■ What is asked: For the records that follow, return only the count of lines containing the string "Lamp".

===== Data for the task

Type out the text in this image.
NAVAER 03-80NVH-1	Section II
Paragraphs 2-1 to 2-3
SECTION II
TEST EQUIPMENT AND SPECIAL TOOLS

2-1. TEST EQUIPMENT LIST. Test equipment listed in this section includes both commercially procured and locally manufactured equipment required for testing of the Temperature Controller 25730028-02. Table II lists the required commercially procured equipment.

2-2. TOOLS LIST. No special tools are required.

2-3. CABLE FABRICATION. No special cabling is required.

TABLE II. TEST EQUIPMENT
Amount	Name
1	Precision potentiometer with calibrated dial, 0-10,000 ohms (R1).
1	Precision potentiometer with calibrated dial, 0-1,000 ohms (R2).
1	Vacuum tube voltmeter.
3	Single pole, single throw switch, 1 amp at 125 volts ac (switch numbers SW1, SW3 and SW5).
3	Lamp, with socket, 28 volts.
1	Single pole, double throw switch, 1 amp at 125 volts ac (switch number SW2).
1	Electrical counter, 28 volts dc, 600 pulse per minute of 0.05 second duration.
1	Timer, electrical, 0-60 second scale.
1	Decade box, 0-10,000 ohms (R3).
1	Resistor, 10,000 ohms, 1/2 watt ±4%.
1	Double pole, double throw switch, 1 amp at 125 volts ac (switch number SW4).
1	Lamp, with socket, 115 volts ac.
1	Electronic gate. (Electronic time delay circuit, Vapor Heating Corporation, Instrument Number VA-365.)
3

==========
===== Data for the task

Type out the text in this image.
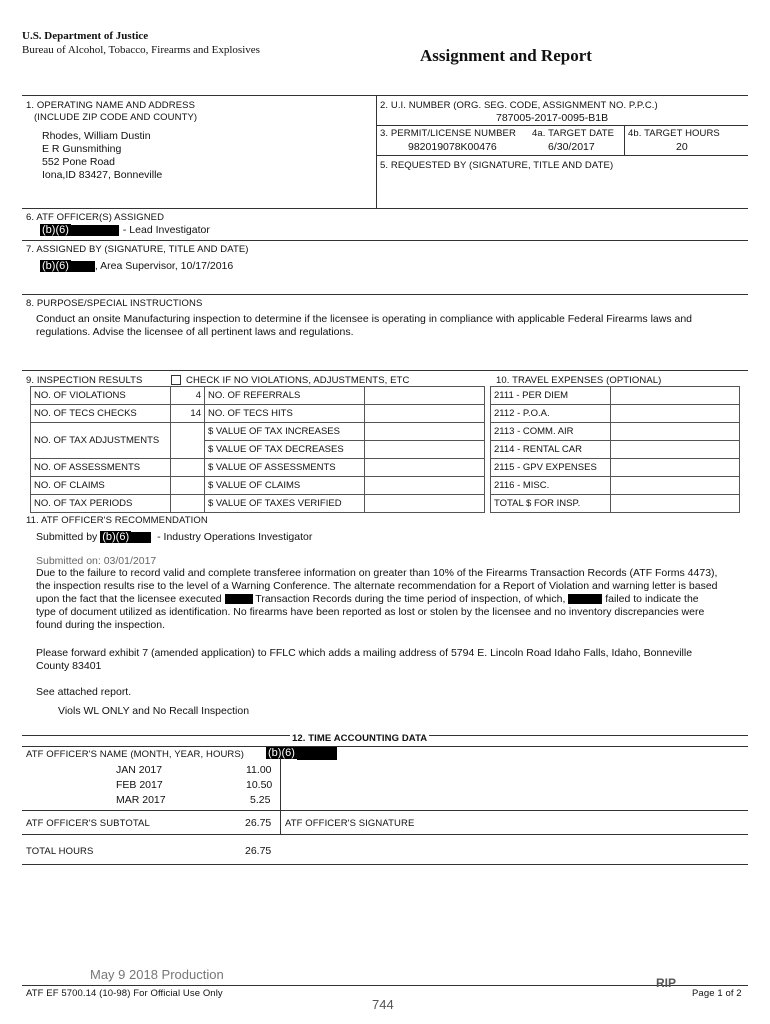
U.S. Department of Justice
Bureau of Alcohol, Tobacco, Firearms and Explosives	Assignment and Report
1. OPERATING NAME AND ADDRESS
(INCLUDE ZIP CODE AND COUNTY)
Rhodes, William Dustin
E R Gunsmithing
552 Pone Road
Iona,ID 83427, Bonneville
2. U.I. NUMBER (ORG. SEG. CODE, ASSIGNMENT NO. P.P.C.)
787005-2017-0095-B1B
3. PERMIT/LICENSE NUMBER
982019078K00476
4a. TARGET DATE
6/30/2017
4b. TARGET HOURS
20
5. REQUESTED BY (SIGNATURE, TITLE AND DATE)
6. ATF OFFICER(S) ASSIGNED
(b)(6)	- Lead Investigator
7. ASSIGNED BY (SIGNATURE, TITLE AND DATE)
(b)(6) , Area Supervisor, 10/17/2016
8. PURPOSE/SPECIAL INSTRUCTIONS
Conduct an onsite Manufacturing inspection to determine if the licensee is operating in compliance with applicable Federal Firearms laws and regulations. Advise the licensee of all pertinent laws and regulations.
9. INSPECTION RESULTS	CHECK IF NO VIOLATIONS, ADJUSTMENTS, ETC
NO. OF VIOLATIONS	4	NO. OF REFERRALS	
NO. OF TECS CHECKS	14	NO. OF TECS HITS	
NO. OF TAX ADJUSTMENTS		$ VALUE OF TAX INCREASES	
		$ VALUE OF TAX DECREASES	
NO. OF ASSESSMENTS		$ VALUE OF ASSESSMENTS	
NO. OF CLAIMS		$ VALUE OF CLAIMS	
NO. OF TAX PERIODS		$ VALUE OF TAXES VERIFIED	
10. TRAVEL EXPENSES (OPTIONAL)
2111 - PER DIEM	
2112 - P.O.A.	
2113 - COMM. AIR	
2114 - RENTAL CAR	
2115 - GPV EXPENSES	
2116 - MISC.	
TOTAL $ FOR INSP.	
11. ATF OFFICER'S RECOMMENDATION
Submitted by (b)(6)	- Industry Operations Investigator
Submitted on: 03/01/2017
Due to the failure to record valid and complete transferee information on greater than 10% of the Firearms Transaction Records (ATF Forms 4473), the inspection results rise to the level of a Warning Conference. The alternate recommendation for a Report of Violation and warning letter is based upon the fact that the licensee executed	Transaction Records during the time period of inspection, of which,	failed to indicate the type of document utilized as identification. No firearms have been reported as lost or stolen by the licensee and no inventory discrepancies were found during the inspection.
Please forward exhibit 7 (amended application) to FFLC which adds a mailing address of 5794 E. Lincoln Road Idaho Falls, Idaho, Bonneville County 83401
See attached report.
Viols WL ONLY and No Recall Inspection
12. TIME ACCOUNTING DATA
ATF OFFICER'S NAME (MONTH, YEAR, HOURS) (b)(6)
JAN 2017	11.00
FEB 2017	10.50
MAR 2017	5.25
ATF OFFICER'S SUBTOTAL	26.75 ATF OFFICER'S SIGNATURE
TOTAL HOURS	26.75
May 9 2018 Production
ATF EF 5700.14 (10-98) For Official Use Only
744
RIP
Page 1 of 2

==========

■ Answer to the task: 2